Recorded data
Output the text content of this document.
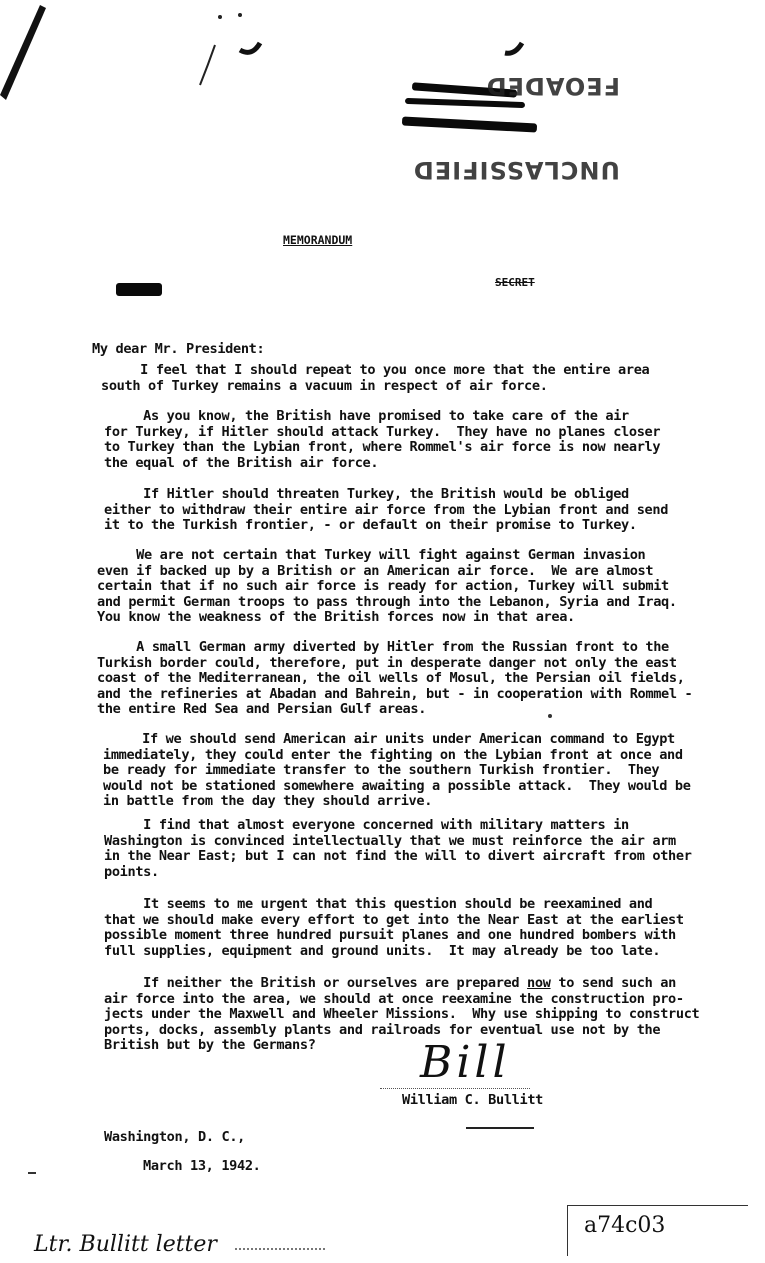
UNCLASSIFIED

FEOADED

MEMORANDUM
SECRET
My dear Mr. President:
I feel that I should repeat to you once more that the entire area
south of Turkey remains a vacuum in respect of air force.
As you know, the British have promised to take care of the air
for Turkey, if Hitler should attack Turkey.  They have no planes closer
to Turkey than the Lybian front, where Rommel's air force is now nearly
the equal of the British air force.
If Hitler should threaten Turkey, the British would be obliged
either to withdraw their entire air force from the Lybian front and send
it to the Turkish frontier, - or default on their promise to Turkey.
We are not certain that Turkey will fight against German invasion
even if backed up by a British or an American air force.  We are almost
certain that if no such air force is ready for action, Turkey will submit
and permit German troops to pass through into the Lebanon, Syria and Iraq.
You know the weakness of the British forces now in that area.
A small German army diverted by Hitler from the Russian front to the
Turkish border could, therefore, put in desperate danger not only the east
coast of the Mediterranean, the oil wells of Mosul, the Persian oil fields,
and the refineries at Abadan and Bahrein, but - in cooperation with Rommel -
the entire Red Sea and Persian Gulf areas.
If we should send American air units under American command to Egypt
immediately, they could enter the fighting on the Lybian front at once and
be ready for immediate transfer to the southern Turkish frontier.  They
would not be stationed somewhere awaiting a possible attack.  They would be
in battle from the day they should arrive.
I find that almost everyone concerned with military matters in
Washington is convinced intellectually that we must reinforce the air arm
in the Near East; but I can not find the will to divert aircraft from other
points.
It seems to me urgent that this question should be reexamined and
that we should make every effort to get into the Near East at the earliest
possible moment three hundred pursuit planes and one hundred bombers with
full supplies, equipment and ground units.  It may already be too late.
If neither the British or ourselves are prepared now to send such an
air force into the area, we should at once reexamine the construction pro-
jects under the Maxwell and Wheeler Missions.  Why use shipping to construct
ports, docks, assembly plants and railroads for eventual use not by the
British but by the Germans?	Bill
William C. Bullitt
Washington, D. C.,
March 13, 1942.
a74c03
Ltr. Bullitt letter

Task details:
Retype every entry verbatim and exclude the pictures from the copy.

Expected output:
Output the text content of this document.
UNCLASSIFIED

FEOADED

MEMORANDUM
SECRET
My dear Mr. President:
I feel that I should repeat to you once more that the entire area
south of Turkey remains a vacuum in respect of air force.
As you know, the British have promised to take care of the air
for Turkey, if Hitler should attack Turkey.  They have no planes closer
to Turkey than the Lybian front, where Rommel's air force is now nearly
the equal of the British air force.
If Hitler should threaten Turkey, the British would be obliged
either to withdraw their entire air force from the Lybian front and send
it to the Turkish frontier, - or default on their promise to Turkey.
We are not certain that Turkey will fight against German invasion
even if backed up by a British or an American air force.  We are almost
certain that if no such air force is ready for action, Turkey will submit
and permit German troops to pass through into the Lebanon, Syria and Iraq.
You know the weakness of the British forces now in that area.
A small German army diverted by Hitler from the Russian front to the
Turkish border could, therefore, put in desperate danger not only the east
coast of the Mediterranean, the oil wells of Mosul, the Persian oil fields,
and the refineries at Abadan and Bahrein, but - in cooperation with Rommel -
the entire Red Sea and Persian Gulf areas.
If we should send American air units under American command to Egypt
immediately, they could enter the fighting on the Lybian front at once and
be ready for immediate transfer to the southern Turkish frontier.  They
would not be stationed somewhere awaiting a possible attack.  They would be
in battle from the day they should arrive.
I find that almost everyone concerned with military matters in
Washington is convinced intellectually that we must reinforce the air arm
in the Near East; but I can not find the will to divert aircraft from other
points.
It seems to me urgent that this question should be reexamined and
that we should make every effort to get into the Near East at the earliest
possible moment three hundred pursuit planes and one hundred bombers with
full supplies, equipment and ground units.  It may already be too late.
If neither the British or ourselves are prepared now to send such an
air force into the area, we should at once reexamine the construction pro-
jects under the Maxwell and Wheeler Missions.  Why use shipping to construct
ports, docks, assembly plants and railroads for eventual use not by the
British but by the Germans?	Bill
William C. Bullitt
Washington, D. C.,
March 13, 1942.
a74c03
Ltr. Bullitt letter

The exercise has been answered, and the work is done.